- **TO BE DONE**:
Format the lines below as a JSON list of strings, with one string for each line and no blank lines, and leave the pictures out.

━━━━━━━━━━━━━━━━

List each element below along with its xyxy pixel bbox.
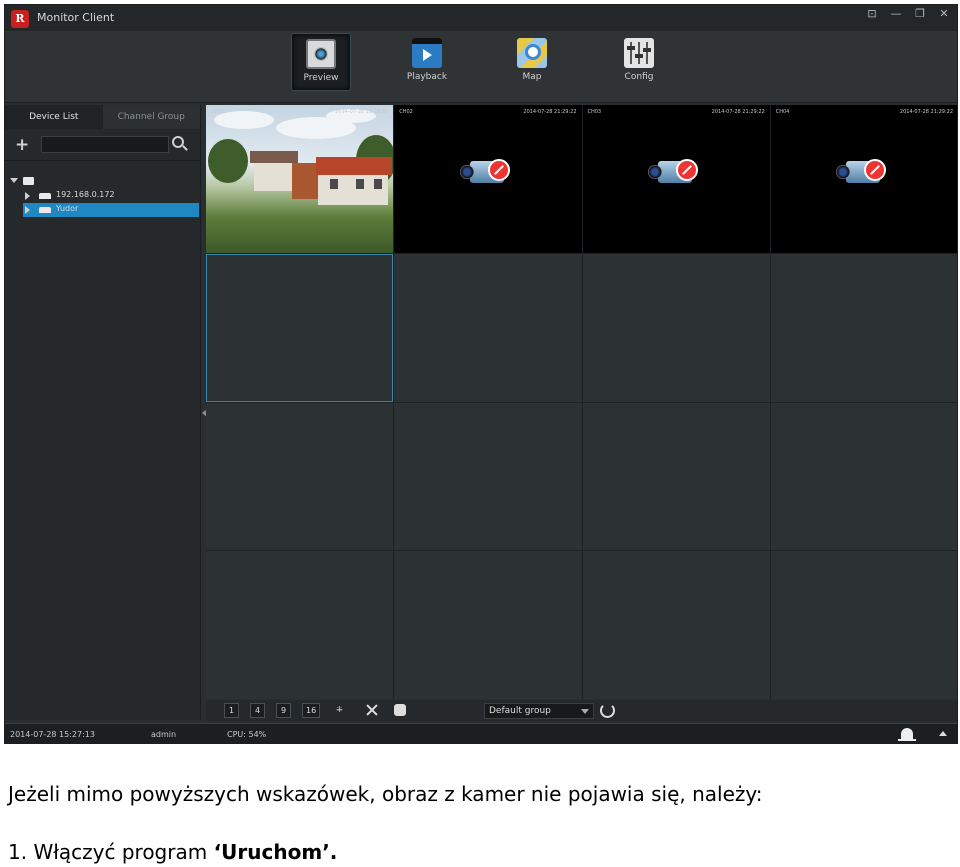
fullscreen-icon[interactable] — [365, 703, 379, 717]
search-icon[interactable] — [172, 136, 184, 148]
expand-up-icon[interactable] — [939, 731, 947, 736]
channel-label: CH01 — [211, 109, 225, 115]
group-select[interactable]: Default group — [484, 703, 594, 719]
preview-button[interactable]: Preview — [291, 33, 351, 91]
layout-4-button[interactable]: 4 — [250, 703, 265, 718]
layout-9-button[interactable]: 9 — [276, 703, 291, 718]
video-cell-10[interactable] — [394, 402, 582, 551]
layout-16-button[interactable]: 16 — [302, 703, 321, 718]
layout-bar: 1 4 9 16 ⁜ Default group — [206, 700, 957, 721]
device-tree: 192.168.0.172 Yudor — [5, 175, 201, 217]
dvr-device-icon — [39, 207, 51, 213]
playback-label: Playback — [406, 72, 448, 82]
layout-1-button[interactable]: 1 — [224, 703, 239, 718]
video-grid: CH01 2014-07-28 21:29:22 CH02 2014-07-28… — [206, 105, 957, 699]
preview-camera-icon — [306, 39, 336, 69]
device-panel: Device List Channel Group + 192.168.0.17… — [5, 105, 201, 720]
tree-item-label: Yudor — [56, 204, 79, 213]
video-cell-14[interactable] — [394, 551, 582, 699]
restore-icon[interactable]: ❐ — [913, 7, 927, 20]
channel-timestamp: 2014-07-28 21:29:22 — [335, 109, 389, 115]
video-cell-12[interactable] — [770, 402, 957, 551]
tree-root[interactable] — [5, 175, 201, 189]
channel-label: CH04 — [775, 109, 790, 115]
tree-item-192-168-0-172[interactable]: 192.168.0.172 — [5, 189, 201, 203]
app-logo-icon: R — [11, 10, 29, 28]
video-cell-3[interactable]: CH03 2014-07-28 21:29:22 — [582, 105, 770, 253]
video-cell-13[interactable] — [206, 551, 394, 699]
map-label: Map — [522, 72, 542, 82]
search-row: + — [5, 129, 200, 161]
config-sliders-icon — [624, 38, 654, 68]
step-text: 1. Włączyć program — [8, 840, 214, 864]
config-label: Config — [624, 72, 654, 82]
video-cell-6[interactable] — [394, 253, 582, 402]
channel-timestamp: 2014-07-28 21:29:22 — [523, 109, 577, 115]
panel-tabs: Device List Channel Group — [5, 105, 200, 129]
close-icon[interactable]: ✕ — [937, 7, 951, 20]
playback-button[interactable]: Playback — [397, 33, 457, 91]
video-cell-7[interactable] — [582, 253, 770, 402]
tab-device-list[interactable]: Device List — [5, 105, 103, 129]
document-step-1: 1. Włączyć program ‘Uruchom’. — [8, 840, 337, 864]
folder-icon — [23, 177, 34, 185]
status-bar: 2014-07-28 15:27:13 admin CPU: 54% — [5, 723, 957, 743]
camera-offline-icon — [459, 157, 516, 191]
video-cell-16[interactable] — [770, 551, 957, 699]
title-bar: R Monitor Client ⊡ — ❐ ✕ — [5, 5, 957, 31]
video-cell-1[interactable]: CH01 2014-07-28 21:29:22 — [206, 105, 394, 253]
lock-icon[interactable]: ⊡ — [865, 7, 879, 20]
window-controls: ⊡ — ❐ ✕ — [865, 7, 951, 20]
video-cell-8[interactable] — [770, 253, 957, 402]
video-cell-15[interactable] — [582, 551, 770, 699]
channel-timestamp: 2014-07-28 21:29:22 — [711, 109, 765, 115]
tree-item-yudor[interactable]: Yudor — [23, 203, 199, 217]
tree-item-label: 192.168.0.172 — [56, 190, 115, 199]
video-cell-5[interactable] — [206, 253, 394, 402]
map-icon — [517, 38, 547, 68]
dvr-device-icon — [39, 193, 51, 199]
status-user: admin — [151, 730, 177, 739]
minimize-icon[interactable]: — — [889, 7, 903, 20]
channel-timestamp: 2014-07-28 21:29:22 — [899, 109, 953, 115]
video-cell-2[interactable]: CH02 2014-07-28 21:29:22 — [394, 105, 582, 253]
expand-arrow-icon[interactable] — [10, 178, 18, 183]
video-cell-11[interactable] — [582, 402, 770, 551]
camera-live-image — [206, 105, 394, 253]
camera-offline-icon — [648, 157, 704, 191]
playback-clapper-icon — [412, 38, 442, 68]
video-cell-4[interactable]: CH04 2014-07-28 21:29:22 — [770, 105, 957, 253]
group-select-value: Default group — [489, 706, 551, 716]
channel-label: CH03 — [587, 109, 602, 115]
collapse-arrow-icon[interactable] — [25, 192, 30, 200]
collapse-arrow-icon[interactable] — [25, 206, 30, 214]
main-toolbar: Preview Playback Map Config — [5, 31, 957, 103]
app-title: Monitor Client — [37, 11, 115, 24]
chevron-down-icon — [581, 709, 589, 714]
status-cpu: CPU: 54% — [227, 730, 267, 739]
alarm-icon[interactable] — [898, 728, 916, 741]
document-paragraph: Jeżeli mimo powyższych wskazówek, obraz … — [8, 782, 763, 806]
video-cell-9[interactable] — [206, 402, 394, 551]
device-search-input[interactable] — [41, 136, 169, 153]
config-button[interactable]: Config — [609, 33, 669, 91]
stop-all-icon[interactable] — [394, 704, 406, 716]
refresh-icon[interactable] — [600, 703, 615, 718]
tab-channel-group[interactable]: Channel Group — [102, 105, 200, 129]
custom-layout-icon[interactable]: ⁜ — [332, 703, 347, 718]
camera-offline-icon — [836, 157, 892, 191]
monitor-client-window: R Monitor Client ⊡ — ❐ ✕ Preview Playbac… — [4, 4, 958, 744]
add-device-icon[interactable]: + — [15, 135, 29, 155]
program-name: ‘Uruchom’. — [213, 840, 338, 864]
map-button[interactable]: Map — [502, 33, 562, 91]
preview-label: Preview — [303, 73, 339, 83]
channel-label: CH02 — [399, 109, 413, 115]
status-datetime: 2014-07-28 15:27:13 — [10, 730, 95, 739]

━━━━━━━━━━━━━━━━

- **EXPECTED ANSWER**:
[
  "List each element below along with its xyxy pixel bbox.",
  "fullscreen-icon[interactable] — [365, 703, 379, 717]",
  "search-icon[interactable] — [172, 136, 184, 148]",
  "expand-up-icon[interactable] — [939, 731, 947, 736]",
  "channel-label: CH01 — [211, 109, 225, 115]",
  "group-select[interactable]: Default group — [484, 703, 594, 719]",
  "preview-button[interactable]: Preview — [291, 33, 351, 91]",
  "layout-4-button[interactable]: 4 — [250, 703, 265, 718]",
  "layout-9-button[interactable]: 9 — [276, 703, 291, 718]",
  "video-cell-10[interactable] — [394, 402, 582, 551]",
  "layout-16-button[interactable]: 16 — [302, 703, 321, 718]",
  "layout-bar: 1 4 9 16 ⁜ Default group — [206, 700, 957, 721]",
  "device-tree: 192.168.0.172 Yudor — [5, 175, 201, 217]",
  "dvr-device-icon — [39, 207, 51, 213]",
  "playback-label: Playback — [406, 72, 448, 82]",
  "layout-1-button[interactable]: 1 — [224, 703, 239, 718]",
  "video-grid: CH01 2014-07-28 21:29:22 CH02 2014-07-28… — [206, 105, 957, 699]",
  "preview-camera-icon — [306, 39, 336, 69]",
  "device-panel: Device List Channel Group + 192.168.0.17… — [5, 105, 201, 720]",
  "tree-item-label: Yudor — [56, 204, 79, 213]",
  "video-cell-14[interactable] — [394, 551, 582, 699]",
  "restore-icon[interactable]: ❐ — [913, 7, 927, 20]",
  "channel-timestamp: 2014-07-28 21:29:22 — [335, 109, 389, 115]",
  "video-cell-12[interactable] — [770, 402, 957, 551]",
  "tree-root[interactable] — [5, 175, 201, 189]",
  "channel-label: CH04 — [775, 109, 790, 115]",
  "tree-item-192-168-0-172[interactable]: 192.168.0.172 — [5, 189, 201, 203]",
  "app-logo-icon: R — [11, 10, 29, 28]",
  "video-cell-3[interactable]: CH03 2014-07-28 21:29:22 — [582, 105, 770, 253]",
  "video-cell-13[interactable] — [206, 551, 394, 699]",
  "map-label: Map — [522, 72, 542, 82]",
  "search-row: + — [5, 129, 200, 161]",
  "config-sliders-icon — [624, 38, 654, 68]",
  "step-text: 1. Włączyć program — [8, 840, 214, 864]",
  "config-label: Config — [624, 72, 654, 82]",
  "video-cell-6[interactable] — [394, 253, 582, 402]",
  "channel-timestamp: 2014-07-28 21:29:22 — [523, 109, 577, 115]",
  "panel-tabs: Device List Channel Group — [5, 105, 200, 129]",
  "close-icon[interactable]: ✕ — [937, 7, 951, 20]",
  "playback-button[interactable]: Playback — [397, 33, 457, 91]",
  "video-cell-7[interactable] — [582, 253, 770, 402]",
  "tab-device-list[interactable]: Device List — [5, 105, 103, 129]",
  "document-step-1: 1. Włączyć program ‘Uruchom’. — [8, 840, 337, 864]",
  "folder-icon — [23, 177, 34, 185]",
  "status-bar: 2014-07-28 15:27:13 admin CPU: 54% — [5, 723, 957, 743]",
  "camera-offline-icon — [459, 157, 516, 191]",
  "video-cell-16[interactable] — [770, 551, 957, 699]",
  "title-bar: R Monitor Client ⊡ — ❐ ✕ — [5, 5, 957, 31]",
  "video-cell-1[interactable]: CH01 2014-07-28 21:29:22 — [206, 105, 394, 253]",
  "lock-icon[interactable]: ⊡ — [865, 7, 879, 20]",
  "window-controls: ⊡ — ❐ ✕ — [865, 7, 951, 20]",
  "video-cell-8[interactable] — [770, 253, 957, 402]",
  "video-cell-15[interactable] — [582, 551, 770, 699]",
  "channel-timestamp: 2014-07-28 21:29:22 — [711, 109, 765, 115]",
  "tree-item-yudor[interactable]: Yudor — [23, 203, 199, 217]",
  "tree-item-label: 192.168.0.172 — [56, 190, 115, 199]",
  "video-cell-5[interactable] — [206, 253, 394, 402]",
  "map-icon — [517, 38, 547, 68]",
  "dvr-device-icon — [39, 193, 51, 199]",
  "status-user: admin — [151, 730, 177, 739]",
  "minimize-icon[interactable]: — — [889, 7, 903, 20]",
  "channel-timestamp: 2014-07-28 21:29:22 — [899, 109, 953, 115]",
  "video-cell-2[interactable]: CH02 2014-07-28 21:29:22 — [394, 105, 582, 253]",
  "expand-arrow-icon[interactable] — [10, 178, 18, 183]",
  "video-cell-11[interactable] — [582, 402, 770, 551]",
  "camera-live-image — [206, 105, 394, 253]",
  "camera-offline-icon — [648, 157, 704, 191]",
  "playback-clapper-icon — [412, 38, 442, 68]",
  "video-cell-4[interactable]: CH04 2014-07-28 21:29:22 — [770, 105, 957, 253]",
  "group-select-value: Default group — [489, 706, 551, 716]",
  "channel-label: CH03 — [587, 109, 602, 115]",
  "collapse-arrow-icon[interactable] — [25, 192, 30, 200]",
  "collapse-arrow-icon[interactable] — [25, 206, 30, 214]",
  "main-toolbar: Preview Playback Map Config — [5, 31, 957, 103]",
  "app-title: Monitor Client — [37, 11, 115, 24]",
  "chevron-down-icon — [581, 709, 589, 714]",
  "status-cpu: CPU: 54% — [227, 730, 267, 739]",
  "alarm-icon[interactable] — [898, 728, 916, 741]",
  "document-paragraph: Jeżeli mimo powyższych wskazówek, obraz … — [8, 782, 763, 806]",
  "video-cell-9[interactable] — [206, 402, 394, 551]",
  "device-search-input[interactable] — [41, 136, 169, 153]",
  "config-button[interactable]: Config — [609, 33, 669, 91]",
  "stop-all-icon[interactable] — [394, 704, 406, 716]",
  "refresh-icon[interactable] — [600, 703, 615, 718]",
  "tab-channel-group[interactable]: Channel Group — [102, 105, 200, 129]",
  "custom-layout-icon[interactable]: ⁜ — [332, 703, 347, 718]",
  "camera-offline-icon — [836, 157, 892, 191]",
  "monitor-client-window: R Monitor Client ⊡ — ❐ ✕ Preview Playbac… — [4, 4, 958, 744]",
  "add-device-icon[interactable]: + — [15, 135, 29, 155]",
  "program-name: ‘Uruchom’. — [213, 840, 338, 864]",
  "map-button[interactable]: Map — [502, 33, 562, 91]",
  "preview-label: Preview — [303, 73, 339, 83]",
  "channel-label: CH02 — [399, 109, 413, 115]",
  "status-datetime: 2014-07-28 15:27:13 — [10, 730, 95, 739]"
]